- _Directions for this task_
Render every entry exactly as it appears.

- _Records_
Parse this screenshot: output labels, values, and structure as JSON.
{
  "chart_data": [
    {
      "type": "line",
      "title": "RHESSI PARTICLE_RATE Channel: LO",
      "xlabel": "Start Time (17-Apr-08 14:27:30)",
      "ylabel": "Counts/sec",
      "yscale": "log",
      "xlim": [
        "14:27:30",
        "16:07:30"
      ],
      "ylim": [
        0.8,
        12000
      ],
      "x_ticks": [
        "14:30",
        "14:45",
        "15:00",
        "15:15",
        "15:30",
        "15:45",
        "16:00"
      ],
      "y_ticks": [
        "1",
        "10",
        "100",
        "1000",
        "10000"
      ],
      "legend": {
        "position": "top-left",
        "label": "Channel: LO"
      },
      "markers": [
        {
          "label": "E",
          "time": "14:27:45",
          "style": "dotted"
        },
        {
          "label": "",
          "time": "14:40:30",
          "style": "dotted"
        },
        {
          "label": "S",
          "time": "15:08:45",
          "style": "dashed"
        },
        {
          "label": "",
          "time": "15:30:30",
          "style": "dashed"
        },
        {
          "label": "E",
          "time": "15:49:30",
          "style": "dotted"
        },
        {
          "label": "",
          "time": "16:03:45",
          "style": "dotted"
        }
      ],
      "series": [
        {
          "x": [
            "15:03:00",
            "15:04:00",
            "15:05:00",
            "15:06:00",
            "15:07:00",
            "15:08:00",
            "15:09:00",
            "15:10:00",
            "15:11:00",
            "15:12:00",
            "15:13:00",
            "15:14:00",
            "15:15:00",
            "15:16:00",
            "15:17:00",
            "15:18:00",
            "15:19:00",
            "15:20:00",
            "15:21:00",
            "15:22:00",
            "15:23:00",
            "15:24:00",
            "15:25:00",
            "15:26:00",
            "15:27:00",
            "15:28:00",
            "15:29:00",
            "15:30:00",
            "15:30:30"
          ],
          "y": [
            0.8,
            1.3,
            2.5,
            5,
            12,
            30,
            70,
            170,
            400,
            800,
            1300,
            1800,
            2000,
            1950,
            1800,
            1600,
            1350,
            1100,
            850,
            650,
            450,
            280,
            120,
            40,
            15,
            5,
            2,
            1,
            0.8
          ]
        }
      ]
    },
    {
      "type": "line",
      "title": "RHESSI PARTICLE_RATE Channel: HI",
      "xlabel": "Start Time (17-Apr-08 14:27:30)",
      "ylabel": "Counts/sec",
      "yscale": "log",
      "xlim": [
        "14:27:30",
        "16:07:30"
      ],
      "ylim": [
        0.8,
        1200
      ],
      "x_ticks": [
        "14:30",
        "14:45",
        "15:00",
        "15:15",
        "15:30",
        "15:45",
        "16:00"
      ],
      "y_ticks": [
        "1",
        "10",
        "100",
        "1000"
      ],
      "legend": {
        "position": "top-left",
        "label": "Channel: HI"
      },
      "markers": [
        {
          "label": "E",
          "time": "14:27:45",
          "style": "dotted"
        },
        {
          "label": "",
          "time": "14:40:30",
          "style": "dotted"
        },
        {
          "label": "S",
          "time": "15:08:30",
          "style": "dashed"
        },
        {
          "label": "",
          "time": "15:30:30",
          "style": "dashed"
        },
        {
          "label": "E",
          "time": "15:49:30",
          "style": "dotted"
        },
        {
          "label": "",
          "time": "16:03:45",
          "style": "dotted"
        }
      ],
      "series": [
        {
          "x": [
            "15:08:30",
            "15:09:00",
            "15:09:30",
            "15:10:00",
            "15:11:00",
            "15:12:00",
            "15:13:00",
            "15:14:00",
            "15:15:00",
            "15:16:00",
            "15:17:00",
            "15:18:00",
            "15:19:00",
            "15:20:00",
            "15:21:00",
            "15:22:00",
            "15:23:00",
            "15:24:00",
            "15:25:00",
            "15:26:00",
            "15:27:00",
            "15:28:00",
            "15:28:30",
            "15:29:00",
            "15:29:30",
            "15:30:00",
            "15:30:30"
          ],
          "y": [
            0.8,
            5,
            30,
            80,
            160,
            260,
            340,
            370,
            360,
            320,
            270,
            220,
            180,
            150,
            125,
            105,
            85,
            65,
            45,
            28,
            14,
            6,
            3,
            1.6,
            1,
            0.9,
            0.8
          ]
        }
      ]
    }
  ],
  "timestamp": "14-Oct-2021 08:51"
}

- _Response to the exercise_
Parse this screenshot: output labels, values, and structure as JSON.
{
  "chart_data": [
    {
      "type": "line",
      "title": "RHESSI PARTICLE_RATE Channel: LO",
      "xlabel": "Start Time (17-Apr-08 14:27:30)",
      "ylabel": "Counts/sec",
      "yscale": "log",
      "xlim": [
        "14:27:30",
        "16:07:30"
      ],
      "ylim": [
        0.8,
        12000
      ],
      "x_ticks": [
        "14:30",
        "14:45",
        "15:00",
        "15:15",
        "15:30",
        "15:45",
        "16:00"
      ],
      "y_ticks": [
        "1",
        "10",
        "100",
        "1000",
        "10000"
      ],
      "legend": {
        "position": "top-left",
        "label": "Channel: LO"
      },
      "markers": [
        {
          "label": "E",
          "time": "14:27:45",
          "style": "dotted"
        },
        {
          "label": "",
          "time": "14:40:30",
          "style": "dotted"
        },
        {
          "label": "S",
          "time": "15:08:45",
          "style": "dashed"
        },
        {
          "label": "",
          "time": "15:30:30",
          "style": "dashed"
        },
        {
          "label": "E",
          "time": "15:49:30",
          "style": "dotted"
        },
        {
          "label": "",
          "time": "16:03:45",
          "style": "dotted"
        }
      ],
      "series": [
        {
          "x": [
            "15:03:00",
            "15:04:00",
            "15:05:00",
            "15:06:00",
            "15:07:00",
            "15:08:00",
            "15:09:00",
            "15:10:00",
            "15:11:00",
            "15:12:00",
            "15:13:00",
            "15:14:00",
            "15:15:00",
            "15:16:00",
            "15:17:00",
            "15:18:00",
            "15:19:00",
            "15:20:00",
            "15:21:00",
            "15:22:00",
            "15:23:00",
            "15:24:00",
            "15:25:00",
            "15:26:00",
            "15:27:00",
            "15:28:00",
            "15:29:00",
            "15:30:00",
            "15:30:30"
          ],
          "y": [
            0.8,
            1.3,
            2.5,
            5,
            12,
            30,
            70,
            170,
            400,
            800,
            1300,
            1800,
            2000,
            1950,
            1800,
            1600,
            1350,
            1100,
            850,
            650,
            450,
            280,
            120,
            40,
            15,
            5,
            2,
            1,
            0.8
          ]
        }
      ]
    },
    {
      "type": "line",
      "title": "RHESSI PARTICLE_RATE Channel: HI",
      "xlabel": "Start Time (17-Apr-08 14:27:30)",
      "ylabel": "Counts/sec",
      "yscale": "log",
      "xlim": [
        "14:27:30",
        "16:07:30"
      ],
      "ylim": [
        0.8,
        1200
      ],
      "x_ticks": [
        "14:30",
        "14:45",
        "15:00",
        "15:15",
        "15:30",
        "15:45",
        "16:00"
      ],
      "y_ticks": [
        "1",
        "10",
        "100",
        "1000"
      ],
      "legend": {
        "position": "top-left",
        "label": "Channel: HI"
      },
      "markers": [
        {
          "label": "E",
          "time": "14:27:45",
          "style": "dotted"
        },
        {
          "label": "",
          "time": "14:40:30",
          "style": "dotted"
        },
        {
          "label": "S",
          "time": "15:08:30",
          "style": "dashed"
        },
        {
          "label": "",
          "time": "15:30:30",
          "style": "dashed"
        },
        {
          "label": "E",
          "time": "15:49:30",
          "style": "dotted"
        },
        {
          "label": "",
          "time": "16:03:45",
          "style": "dotted"
        }
      ],
      "series": [
        {
          "x": [
            "15:08:30",
            "15:09:00",
            "15:09:30",
            "15:10:00",
            "15:11:00",
            "15:12:00",
            "15:13:00",
            "15:14:00",
            "15:15:00",
            "15:16:00",
            "15:17:00",
            "15:18:00",
            "15:19:00",
            "15:20:00",
            "15:21:00",
            "15:22:00",
            "15:23:00",
            "15:24:00",
            "15:25:00",
            "15:26:00",
            "15:27:00",
            "15:28:00",
            "15:28:30",
            "15:29:00",
            "15:29:30",
            "15:30:00",
            "15:30:30"
          ],
          "y": [
            0.8,
            5,
            30,
            80,
            160,
            260,
            340,
            370,
            360,
            320,
            270,
            220,
            180,
            150,
            125,
            105,
            85,
            65,
            45,
            28,
            14,
            6,
            3,
            1.6,
            1,
            0.9,
            0.8
          ]
        }
      ]
    }
  ],
  "timestamp": "14-Oct-2021 08:51"
}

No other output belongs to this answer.